RECORDED DATA:
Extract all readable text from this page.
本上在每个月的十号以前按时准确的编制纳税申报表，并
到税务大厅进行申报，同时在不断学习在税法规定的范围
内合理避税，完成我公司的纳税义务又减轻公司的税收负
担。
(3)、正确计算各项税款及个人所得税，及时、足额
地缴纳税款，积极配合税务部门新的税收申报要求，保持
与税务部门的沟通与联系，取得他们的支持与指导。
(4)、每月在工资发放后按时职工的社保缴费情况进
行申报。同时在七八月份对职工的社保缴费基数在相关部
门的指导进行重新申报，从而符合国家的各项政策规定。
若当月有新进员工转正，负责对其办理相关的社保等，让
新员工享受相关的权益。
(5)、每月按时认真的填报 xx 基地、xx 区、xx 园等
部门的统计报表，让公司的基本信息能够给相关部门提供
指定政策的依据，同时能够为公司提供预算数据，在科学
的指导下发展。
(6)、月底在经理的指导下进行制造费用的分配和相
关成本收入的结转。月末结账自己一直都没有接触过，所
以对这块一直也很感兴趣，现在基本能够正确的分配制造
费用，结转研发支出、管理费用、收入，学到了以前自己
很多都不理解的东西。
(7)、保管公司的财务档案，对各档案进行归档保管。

EXERCISE PROMPT: Reproduce the listing above verbatim, from first line to last.

TASK SOLUTION:
Extract all readable text from this page.
本上在每个月的十号以前按时准确的编制纳税申报表，并
到税务大厅进行申报，同时在不断学习在税法规定的范围
内合理避税，完成我公司的纳税义务又减轻公司的税收负
担。
(3)、正确计算各项税款及个人所得税，及时、足额
地缴纳税款，积极配合税务部门新的税收申报要求，保持
与税务部门的沟通与联系，取得他们的支持与指导。
(4)、每月在工资发放后按时职工的社保缴费情况进
行申报。同时在七八月份对职工的社保缴费基数在相关部
门的指导进行重新申报，从而符合国家的各项政策规定。
若当月有新进员工转正，负责对其办理相关的社保等，让
新员工享受相关的权益。
(5)、每月按时认真的填报 xx 基地、xx 区、xx 园等
部门的统计报表，让公司的基本信息能够给相关部门提供
指定政策的依据，同时能够为公司提供预算数据，在科学
的指导下发展。
(6)、月底在经理的指导下进行制造费用的分配和相
关成本收入的结转。月末结账自己一直都没有接触过，所
以对这块一直也很感兴趣，现在基本能够正确的分配制造
费用，结转研发支出、管理费用、收入，学到了以前自己
很多都不理解的东西。
(7)、保管公司的财务档案，对各档案进行归档保管。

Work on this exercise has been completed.